# Will 275/40/18 on 18x9.5 rims work?



## BL3 (Oct 11, 2011)

Will those size tires work on a 2004 gto without fender rolling? Not sure that size tire would work for the front, but what tire could i put on the front to make the 9.5 rim fit? Need to know asap! Thanks


----------



## 87GN06GTO07IRL (Aug 10, 2009)

Depends on the offset. You'll probably need a fender roll though. I use 265/35/18 on all four with a 18x9.5 35mm offset. Slight fender roll was all i needed. You'll need offset strut mounts to make a 275 work on the front. I have three brand new sets, pm me if interested in one.


----------



## BL3 (Oct 11, 2011)

Can I put a smaller tire on the 9.5 rim? The wheels im looking at are c6 vette wheels. Not sure of there offset? And i cant get anybody to explain this fender roll thing?


----------



## svede1212 (Nov 1, 2005)

Their offset? Look on the inside. It should be stamped somewhere. If you can't find it measure the distance from the back mounting face to where a straight edge is laid across the back rim.


----------



## Ol' Yeller (Mar 4, 2010)

The "correct" size would be 275/35/18 for the rear if you go with a 235/40 or 245/40 up front


----------

• Extracted entries:
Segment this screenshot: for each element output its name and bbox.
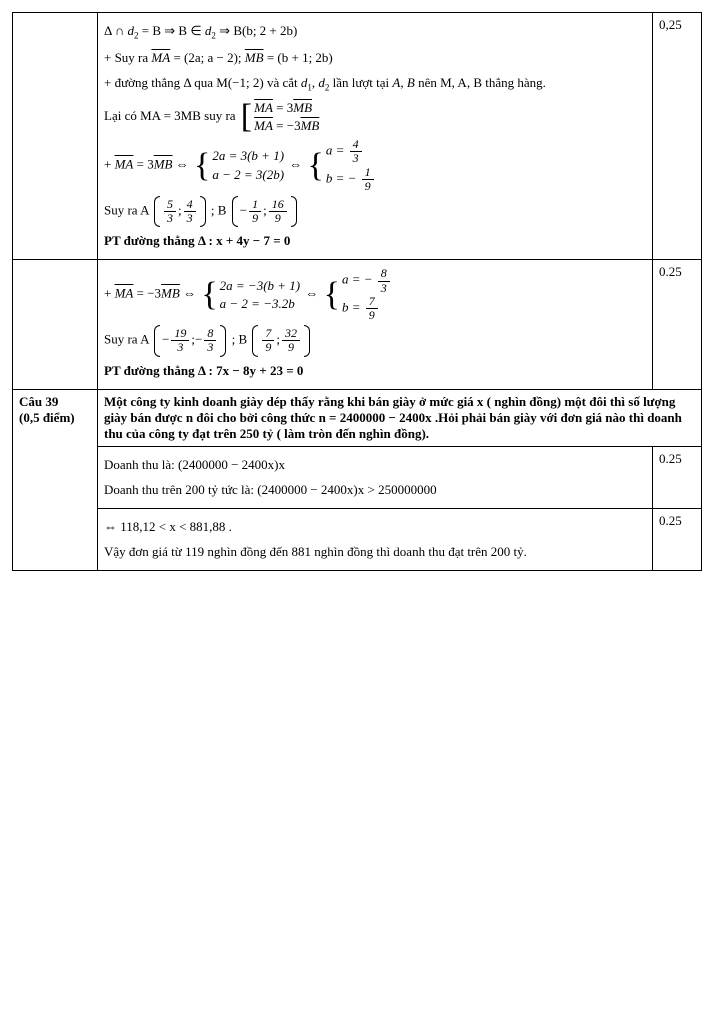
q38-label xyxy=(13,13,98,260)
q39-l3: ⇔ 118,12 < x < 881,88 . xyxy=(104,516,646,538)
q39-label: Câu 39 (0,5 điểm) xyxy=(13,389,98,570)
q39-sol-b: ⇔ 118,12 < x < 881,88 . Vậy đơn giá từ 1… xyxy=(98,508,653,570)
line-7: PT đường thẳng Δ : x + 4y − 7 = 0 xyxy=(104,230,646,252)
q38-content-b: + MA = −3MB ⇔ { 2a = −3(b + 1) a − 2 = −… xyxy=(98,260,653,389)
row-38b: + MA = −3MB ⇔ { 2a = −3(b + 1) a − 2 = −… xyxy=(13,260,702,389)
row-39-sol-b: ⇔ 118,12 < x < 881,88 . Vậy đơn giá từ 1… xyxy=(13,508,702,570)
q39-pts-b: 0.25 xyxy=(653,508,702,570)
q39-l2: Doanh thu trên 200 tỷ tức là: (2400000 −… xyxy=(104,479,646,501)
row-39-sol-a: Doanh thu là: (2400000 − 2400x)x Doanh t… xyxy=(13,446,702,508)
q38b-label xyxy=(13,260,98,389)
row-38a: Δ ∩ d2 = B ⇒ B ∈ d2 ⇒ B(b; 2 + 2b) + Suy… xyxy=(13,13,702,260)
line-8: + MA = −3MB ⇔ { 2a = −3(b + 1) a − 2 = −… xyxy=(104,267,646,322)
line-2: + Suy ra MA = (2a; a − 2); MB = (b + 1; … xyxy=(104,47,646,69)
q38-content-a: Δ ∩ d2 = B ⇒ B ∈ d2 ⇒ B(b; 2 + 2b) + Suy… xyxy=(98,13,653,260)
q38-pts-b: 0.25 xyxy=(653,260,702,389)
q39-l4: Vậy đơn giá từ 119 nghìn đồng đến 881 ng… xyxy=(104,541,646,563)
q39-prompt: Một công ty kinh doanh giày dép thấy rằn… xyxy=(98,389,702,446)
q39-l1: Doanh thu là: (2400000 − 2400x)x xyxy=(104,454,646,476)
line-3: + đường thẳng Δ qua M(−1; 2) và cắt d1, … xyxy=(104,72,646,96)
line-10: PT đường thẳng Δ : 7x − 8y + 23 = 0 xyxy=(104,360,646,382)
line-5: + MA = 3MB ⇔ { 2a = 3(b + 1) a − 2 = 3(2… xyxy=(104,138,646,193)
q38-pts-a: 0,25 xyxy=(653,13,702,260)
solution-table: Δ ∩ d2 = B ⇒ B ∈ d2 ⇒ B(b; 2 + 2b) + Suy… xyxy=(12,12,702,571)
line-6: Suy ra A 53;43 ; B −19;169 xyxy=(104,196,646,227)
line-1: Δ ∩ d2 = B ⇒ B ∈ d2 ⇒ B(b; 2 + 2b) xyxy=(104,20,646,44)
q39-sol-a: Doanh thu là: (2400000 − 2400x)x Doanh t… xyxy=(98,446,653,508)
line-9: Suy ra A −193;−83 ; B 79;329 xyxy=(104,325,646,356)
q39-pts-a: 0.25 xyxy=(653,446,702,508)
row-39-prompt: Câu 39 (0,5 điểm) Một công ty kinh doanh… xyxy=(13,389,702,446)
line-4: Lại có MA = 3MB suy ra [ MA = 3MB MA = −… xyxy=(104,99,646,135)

• Request 1: Please retype the passage from the tire-size thread, starting with "# Will 275/40/18" and going on through "(Aug 10, 2009)".
• Request 2:
Answer these questions from the tire-size thread:
(a) What tire size does 87GN06GTO07IRL run on all four wheels?
(b) Where does svede1212 say the wheel offset should be stamped?
(c) Which rear size does Ol' Yeller call "correct" with a 235/40 or 245/40 up front?

• Exercise solution 1:
# Will 275/40/18 on 18x9.5 rims work?



## BL3 (Oct 11, 2011)

Will those size tires work on a 2004 gto without fender rolling? Not sure that size tire would work for the front, but what tire could i put on the front to make the 9.5 rim fit? Need to know asap! Thanks


----------



## 87GN06GTO07IRL (Aug 10, 2009)

• Exercise solution 2:
(a) 265/35/18
(b) On the inside of the wheel
(c) 275/35/18